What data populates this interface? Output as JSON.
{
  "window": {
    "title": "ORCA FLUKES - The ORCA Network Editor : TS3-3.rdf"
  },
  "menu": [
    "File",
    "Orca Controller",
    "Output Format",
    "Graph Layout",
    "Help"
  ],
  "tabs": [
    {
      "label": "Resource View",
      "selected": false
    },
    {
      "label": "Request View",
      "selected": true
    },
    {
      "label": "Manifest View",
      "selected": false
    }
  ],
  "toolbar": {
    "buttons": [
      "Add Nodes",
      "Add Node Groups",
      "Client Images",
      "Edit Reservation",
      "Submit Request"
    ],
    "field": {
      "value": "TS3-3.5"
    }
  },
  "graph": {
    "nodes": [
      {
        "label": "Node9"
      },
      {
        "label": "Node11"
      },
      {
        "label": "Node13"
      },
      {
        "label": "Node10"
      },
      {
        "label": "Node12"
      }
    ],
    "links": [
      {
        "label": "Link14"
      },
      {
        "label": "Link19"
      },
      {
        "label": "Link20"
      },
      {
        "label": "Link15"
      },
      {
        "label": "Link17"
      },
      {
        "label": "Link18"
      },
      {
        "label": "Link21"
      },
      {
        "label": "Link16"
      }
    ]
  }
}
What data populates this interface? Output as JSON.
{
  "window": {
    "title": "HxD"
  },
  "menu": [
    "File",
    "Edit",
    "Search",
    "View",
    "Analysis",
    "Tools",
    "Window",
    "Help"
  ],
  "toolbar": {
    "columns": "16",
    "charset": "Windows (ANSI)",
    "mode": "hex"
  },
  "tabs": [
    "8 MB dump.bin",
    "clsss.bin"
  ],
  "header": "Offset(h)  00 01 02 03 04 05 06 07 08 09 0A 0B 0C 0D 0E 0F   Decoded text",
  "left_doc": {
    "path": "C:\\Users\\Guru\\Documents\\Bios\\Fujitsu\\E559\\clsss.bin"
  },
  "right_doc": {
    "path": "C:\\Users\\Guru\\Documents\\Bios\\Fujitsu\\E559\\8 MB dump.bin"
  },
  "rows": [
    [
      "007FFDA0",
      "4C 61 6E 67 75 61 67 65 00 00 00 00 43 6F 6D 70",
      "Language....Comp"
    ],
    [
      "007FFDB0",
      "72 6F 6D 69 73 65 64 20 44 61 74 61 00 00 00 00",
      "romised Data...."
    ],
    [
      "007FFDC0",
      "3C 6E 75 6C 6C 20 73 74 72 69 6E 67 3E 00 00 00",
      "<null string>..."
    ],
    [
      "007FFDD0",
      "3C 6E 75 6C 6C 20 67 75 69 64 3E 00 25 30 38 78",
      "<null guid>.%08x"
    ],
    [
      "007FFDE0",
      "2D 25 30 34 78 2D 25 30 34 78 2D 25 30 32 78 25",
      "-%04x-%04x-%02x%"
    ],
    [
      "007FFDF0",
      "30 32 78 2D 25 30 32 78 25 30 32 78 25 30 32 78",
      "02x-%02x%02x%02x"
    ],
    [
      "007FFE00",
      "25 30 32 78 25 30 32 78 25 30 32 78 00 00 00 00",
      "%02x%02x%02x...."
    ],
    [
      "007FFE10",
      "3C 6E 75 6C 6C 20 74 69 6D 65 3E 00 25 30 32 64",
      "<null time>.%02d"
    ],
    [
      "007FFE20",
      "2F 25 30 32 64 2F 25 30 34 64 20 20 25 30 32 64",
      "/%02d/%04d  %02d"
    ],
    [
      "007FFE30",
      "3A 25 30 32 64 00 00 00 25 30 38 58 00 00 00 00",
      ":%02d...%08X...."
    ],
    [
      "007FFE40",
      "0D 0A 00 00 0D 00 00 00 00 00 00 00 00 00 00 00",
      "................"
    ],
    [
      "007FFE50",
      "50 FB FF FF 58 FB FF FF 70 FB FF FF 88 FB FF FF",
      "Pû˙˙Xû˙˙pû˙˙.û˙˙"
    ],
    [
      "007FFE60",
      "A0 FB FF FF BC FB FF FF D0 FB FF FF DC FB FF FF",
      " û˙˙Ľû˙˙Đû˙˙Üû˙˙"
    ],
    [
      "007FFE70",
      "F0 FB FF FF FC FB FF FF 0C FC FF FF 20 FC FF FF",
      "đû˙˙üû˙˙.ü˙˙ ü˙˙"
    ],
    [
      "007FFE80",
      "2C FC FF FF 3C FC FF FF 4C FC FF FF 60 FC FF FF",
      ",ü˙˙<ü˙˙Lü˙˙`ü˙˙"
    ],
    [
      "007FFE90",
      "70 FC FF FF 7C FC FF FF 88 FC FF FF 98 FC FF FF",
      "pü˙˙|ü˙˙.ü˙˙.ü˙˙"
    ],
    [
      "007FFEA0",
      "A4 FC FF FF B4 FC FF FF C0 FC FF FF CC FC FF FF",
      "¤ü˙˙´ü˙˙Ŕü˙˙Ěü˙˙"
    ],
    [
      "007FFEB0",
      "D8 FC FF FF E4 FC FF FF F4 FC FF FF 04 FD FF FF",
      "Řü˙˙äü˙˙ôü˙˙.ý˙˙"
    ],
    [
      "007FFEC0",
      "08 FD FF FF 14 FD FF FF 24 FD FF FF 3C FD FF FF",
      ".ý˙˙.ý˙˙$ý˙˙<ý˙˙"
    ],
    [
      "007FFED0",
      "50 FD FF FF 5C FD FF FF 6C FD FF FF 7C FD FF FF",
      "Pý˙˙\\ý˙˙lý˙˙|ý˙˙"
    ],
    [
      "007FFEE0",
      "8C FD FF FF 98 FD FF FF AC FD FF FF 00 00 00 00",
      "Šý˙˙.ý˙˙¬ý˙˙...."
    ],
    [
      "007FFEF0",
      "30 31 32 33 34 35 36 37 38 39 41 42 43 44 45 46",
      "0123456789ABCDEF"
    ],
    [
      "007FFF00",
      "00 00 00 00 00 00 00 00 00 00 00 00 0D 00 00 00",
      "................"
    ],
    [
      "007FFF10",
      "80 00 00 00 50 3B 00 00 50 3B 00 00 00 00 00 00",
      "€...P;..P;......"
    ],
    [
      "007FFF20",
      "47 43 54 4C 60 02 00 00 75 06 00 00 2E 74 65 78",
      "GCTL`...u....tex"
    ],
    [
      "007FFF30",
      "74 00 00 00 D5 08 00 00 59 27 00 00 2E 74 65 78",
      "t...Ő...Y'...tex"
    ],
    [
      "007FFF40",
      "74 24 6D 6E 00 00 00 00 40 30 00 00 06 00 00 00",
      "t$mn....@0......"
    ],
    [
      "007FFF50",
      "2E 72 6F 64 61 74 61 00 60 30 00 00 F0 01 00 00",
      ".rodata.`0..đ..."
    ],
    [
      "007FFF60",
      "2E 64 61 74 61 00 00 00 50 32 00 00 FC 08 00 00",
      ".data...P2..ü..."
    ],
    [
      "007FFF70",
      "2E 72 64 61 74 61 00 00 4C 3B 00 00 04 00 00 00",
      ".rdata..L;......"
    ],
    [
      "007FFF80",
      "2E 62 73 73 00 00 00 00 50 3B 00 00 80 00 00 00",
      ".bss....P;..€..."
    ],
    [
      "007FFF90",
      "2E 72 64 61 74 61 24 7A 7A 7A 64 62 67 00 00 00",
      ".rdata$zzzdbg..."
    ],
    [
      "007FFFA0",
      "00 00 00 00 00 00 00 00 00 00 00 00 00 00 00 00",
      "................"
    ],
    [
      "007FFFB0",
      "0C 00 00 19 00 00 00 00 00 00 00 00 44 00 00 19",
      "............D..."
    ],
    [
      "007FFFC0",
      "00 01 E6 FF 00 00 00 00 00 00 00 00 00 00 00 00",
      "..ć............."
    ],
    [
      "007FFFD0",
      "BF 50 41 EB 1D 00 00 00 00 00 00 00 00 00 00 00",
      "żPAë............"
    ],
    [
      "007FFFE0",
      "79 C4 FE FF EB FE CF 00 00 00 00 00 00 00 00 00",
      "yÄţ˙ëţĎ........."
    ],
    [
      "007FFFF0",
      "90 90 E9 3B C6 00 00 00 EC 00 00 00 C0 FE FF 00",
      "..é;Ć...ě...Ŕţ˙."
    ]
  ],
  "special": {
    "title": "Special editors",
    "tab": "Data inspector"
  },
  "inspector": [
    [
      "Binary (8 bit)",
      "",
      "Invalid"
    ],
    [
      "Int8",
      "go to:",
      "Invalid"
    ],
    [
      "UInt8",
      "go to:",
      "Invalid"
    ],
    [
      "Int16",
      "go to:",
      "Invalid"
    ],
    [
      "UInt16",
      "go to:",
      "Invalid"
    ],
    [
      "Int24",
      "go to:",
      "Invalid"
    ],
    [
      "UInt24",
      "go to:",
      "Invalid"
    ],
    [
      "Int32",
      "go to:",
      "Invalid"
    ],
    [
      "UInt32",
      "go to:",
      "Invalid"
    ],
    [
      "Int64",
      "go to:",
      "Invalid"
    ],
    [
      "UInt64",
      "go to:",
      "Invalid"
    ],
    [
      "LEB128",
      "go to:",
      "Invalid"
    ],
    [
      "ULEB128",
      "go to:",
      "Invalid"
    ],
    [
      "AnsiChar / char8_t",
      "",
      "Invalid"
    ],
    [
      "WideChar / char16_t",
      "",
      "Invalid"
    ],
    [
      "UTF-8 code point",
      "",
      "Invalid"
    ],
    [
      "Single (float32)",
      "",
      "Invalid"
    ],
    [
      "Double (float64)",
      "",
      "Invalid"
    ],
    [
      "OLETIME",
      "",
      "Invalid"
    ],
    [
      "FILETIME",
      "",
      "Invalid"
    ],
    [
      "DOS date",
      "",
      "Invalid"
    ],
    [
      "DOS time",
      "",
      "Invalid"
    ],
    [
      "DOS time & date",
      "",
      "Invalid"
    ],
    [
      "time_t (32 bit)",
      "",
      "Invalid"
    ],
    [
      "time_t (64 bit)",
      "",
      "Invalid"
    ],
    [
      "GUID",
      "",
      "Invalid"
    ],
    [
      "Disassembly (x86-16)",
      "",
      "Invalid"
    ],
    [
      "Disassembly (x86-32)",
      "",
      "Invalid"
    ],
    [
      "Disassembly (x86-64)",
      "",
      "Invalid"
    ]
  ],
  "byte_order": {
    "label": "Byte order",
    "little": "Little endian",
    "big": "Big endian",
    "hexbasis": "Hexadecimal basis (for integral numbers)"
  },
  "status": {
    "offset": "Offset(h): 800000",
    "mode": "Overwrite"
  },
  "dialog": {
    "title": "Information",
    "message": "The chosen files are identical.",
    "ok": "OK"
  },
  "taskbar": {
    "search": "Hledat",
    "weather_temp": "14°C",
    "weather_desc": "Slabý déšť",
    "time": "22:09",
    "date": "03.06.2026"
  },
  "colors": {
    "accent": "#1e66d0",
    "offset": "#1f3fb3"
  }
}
----
▶ Written request: In the listing, how many lines hold "Disassembly"? Answer with a bare number.

▶ Solution for this problem: 3